Task details: Among the entries below, please show each line that carries the word "MUSEUM".

Given information:
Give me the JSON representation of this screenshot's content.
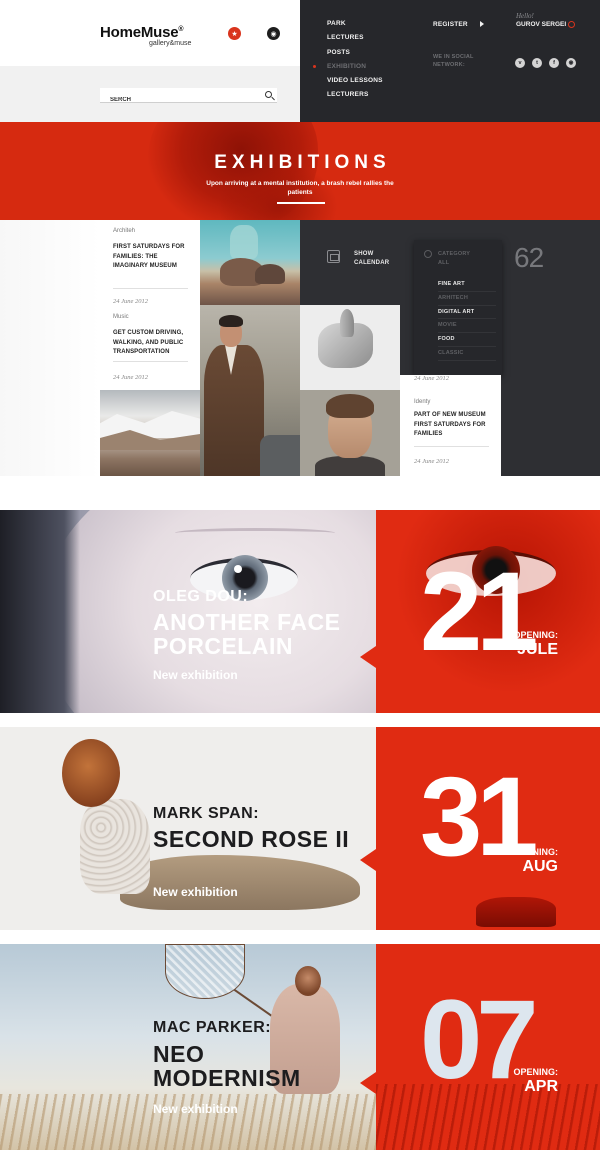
{
  "header": {
    "logo": "HomeMuse",
    "logo_mark": "®",
    "logo_sub": "gallery&muse",
    "search_placeholder": "SERCH",
    "nav": [
      "PARK",
      "LECTURES",
      "POSTS",
      "EXHIBITION",
      "VIDEO LESSONS",
      "LECTURERS"
    ],
    "nav_active": "EXHIBITION",
    "register": "REGISTER",
    "hello": "Hello!",
    "username": "GUROV SERGEI",
    "social_label": "WE IN SOCIAL NETWORK:",
    "social_icons": [
      "vimeo-icon",
      "twitter-icon",
      "facebook-icon",
      "rss-icon"
    ]
  },
  "banner": {
    "title": "EXHIBITIONS",
    "subtitle": "Upon arriving at a mental institution, a brash rebel rallies the patients"
  },
  "posts": [
    {
      "category": "Architeh",
      "title": "FIRST SATURDAYS FOR FAMILIES: THE IMAGINARY MUSEUM",
      "date": "24 June 2012"
    },
    {
      "category": "Music",
      "title": "GET CUSTOM DRIVING, WALKING, AND PUBLIC TRANSPORTATION",
      "date": "24 June 2012"
    },
    {
      "category": "Identy",
      "title": "PART OF NEW MUSEUM FIRST SATURDAYS FOR FAMILIES",
      "date": "24 June 2012",
      "date_top": "24 June 2012"
    }
  ],
  "calendar": {
    "label": "SHOW CALENDAR"
  },
  "counter": "62",
  "category": {
    "label": "CATEGORY ALL",
    "items": [
      {
        "name": "FINE ART",
        "active": true
      },
      {
        "name": "ARHITECH",
        "active": false
      },
      {
        "name": "DIGITAL ART",
        "active": true
      },
      {
        "name": "MOVIE",
        "active": false
      },
      {
        "name": "FOOD",
        "active": true
      },
      {
        "name": "CLASSIC",
        "active": false
      }
    ]
  },
  "exhibitions": [
    {
      "artist": "OLEG DOU:",
      "title_line1": "ANOTHER FACE",
      "title_line2": "PORCELAIN",
      "subtitle": "New exhibition",
      "day": "21",
      "opening": "OPENING:",
      "month": "JULE"
    },
    {
      "artist": "MARK SPAN:",
      "title_line1": "SECOND ROSE II",
      "title_line2": "",
      "subtitle": "New exhibition",
      "day": "31",
      "opening": "OPENING:",
      "month": "AUG"
    },
    {
      "artist": "MAC PARKER:",
      "title_line1": "NEO",
      "title_line2": "MODERNISM",
      "subtitle": "New exhibition",
      "day": "07",
      "opening": "OPENING:",
      "month": "APR"
    }
  ],
  "colors": {
    "accent": "#e02b12",
    "dark": "#26272b",
    "light": "#f1f1f1"
  }
}
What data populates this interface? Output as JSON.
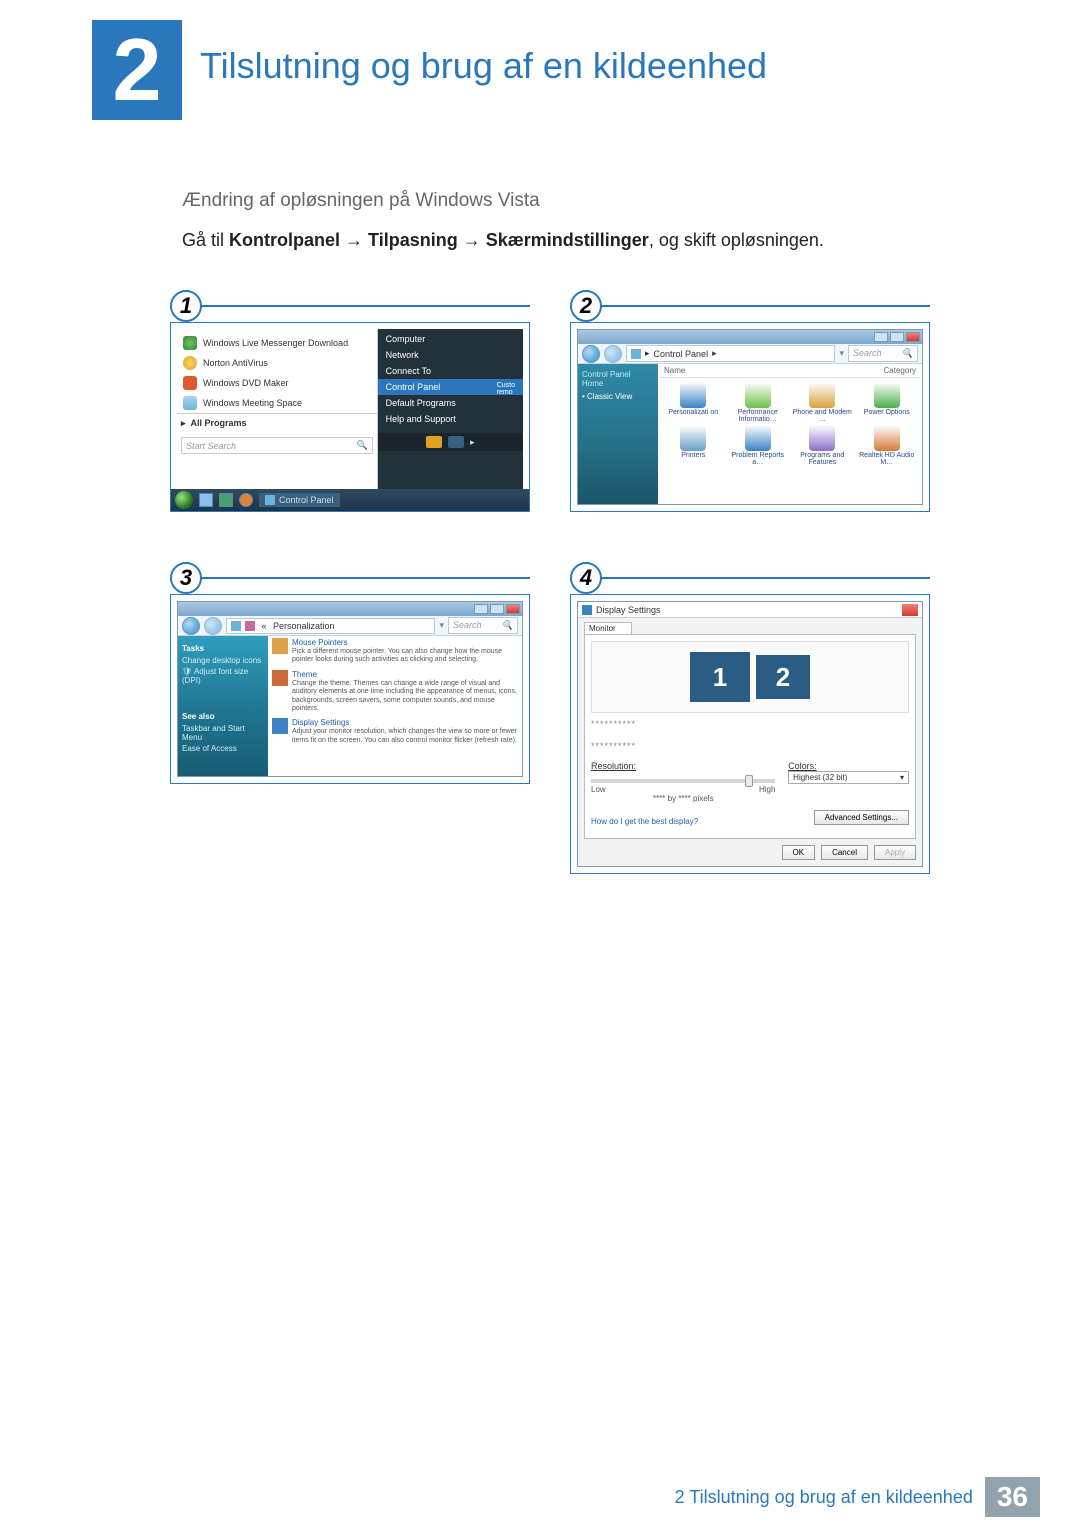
{
  "chapter": {
    "number": "2",
    "title": "Tilslutning og brug af en kildeenhed"
  },
  "subhead": "Ændring af opløsningen på Windows Vista",
  "instr": {
    "pre": "Gå til ",
    "p1": "Kontrolpanel",
    "p2": "Tilpasning",
    "p3": "Skærmindstillinger",
    "post": ", og skift opløsningen."
  },
  "arrow": "→",
  "steps": {
    "n1": "1",
    "n2": "2",
    "n3": "3",
    "n4": "4"
  },
  "s1": {
    "leftItems": [
      "Windows Live Messenger Download",
      "Norton AntiVirus",
      "Windows DVD Maker",
      "Windows Meeting Space"
    ],
    "allPrograms": "All Programs",
    "allProgramsIcon": "▸",
    "searchPlaceholder": "Start Search",
    "searchIcon": "🔍",
    "rightItems": [
      "Computer",
      "Network",
      "Connect To",
      "Control Panel",
      "Default Programs",
      "Help and Support"
    ],
    "rightHiIndex": 3,
    "rightExtra": [
      "Custo",
      "remo"
    ],
    "taskbarBtn": "Control Panel"
  },
  "s2": {
    "crumb": "Control Panel",
    "crumbSep": "▸",
    "search": "Search",
    "side": {
      "home": "Control Panel Home",
      "classic": "Classic View"
    },
    "cols": {
      "name": "Name",
      "cat": "Category"
    },
    "items": [
      "Personalizati on",
      "Performance Informatio…",
      "Phone and Modem …",
      "Power Options",
      "Printers",
      "Problem Reports a…",
      "Programs and Features",
      "Realtek HD Audio M…"
    ],
    "iconColors": [
      "#3b82c4",
      "#6fbf4b",
      "#d6a23c",
      "#4cae4c",
      "#6aa0c8",
      "#3b82c4",
      "#8a6fc7",
      "#d47a3b"
    ]
  },
  "s3": {
    "crumb": "Personalization",
    "search": "Search",
    "side": {
      "tasks": "Tasks",
      "links1": [
        "Change desktop icons",
        "Adjust font size (DPI)"
      ],
      "seeAlso": "See also",
      "links2": [
        "Taskbar and Start Menu",
        "Ease of Access"
      ]
    },
    "main": [
      {
        "title": "Mouse Pointers",
        "desc": "Pick a different mouse pointer. You can also change how the mouse pointer looks during such activities as clicking and selecting."
      },
      {
        "title": "Theme",
        "desc": "Change the theme. Themes can change a wide range of visual and auditory elements at one time including the appearance of menus, icons, backgrounds, screen savers, some computer sounds, and mouse pointers."
      },
      {
        "title": "Display Settings",
        "desc": "Adjust your monitor resolution, which changes the view so more or fewer items fit on the screen. You can also control monitor flicker (refresh rate)."
      }
    ],
    "iconColors": [
      "#e0a24a",
      "#cc6a3a",
      "#3b82c4"
    ]
  },
  "s4": {
    "title": "Display Settings",
    "tab": "Monitor",
    "mon1": "1",
    "mon2": "2",
    "blur": "**********",
    "resLabel": "Resolution:",
    "low": "Low",
    "high": "High",
    "pixels": "**** by **** pixels",
    "colorsLabel": "Colors:",
    "colorsVal": "Highest (32 bit)",
    "help": "How do I get the best display?",
    "adv": "Advanced Settings...",
    "ok": "OK",
    "cancel": "Cancel",
    "apply": "Apply"
  },
  "footer": {
    "label": "2 Tilslutning og brug af en kildeenhed",
    "page": "36"
  }
}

Response for this exercise:
      "title": "FIRST SATURDAYS FOR FAMILIES: THE IMAGINARY MUSEUM",
      "title": "PART OF NEW MUSEUM FIRST SATURDAYS FOR FAMILIES",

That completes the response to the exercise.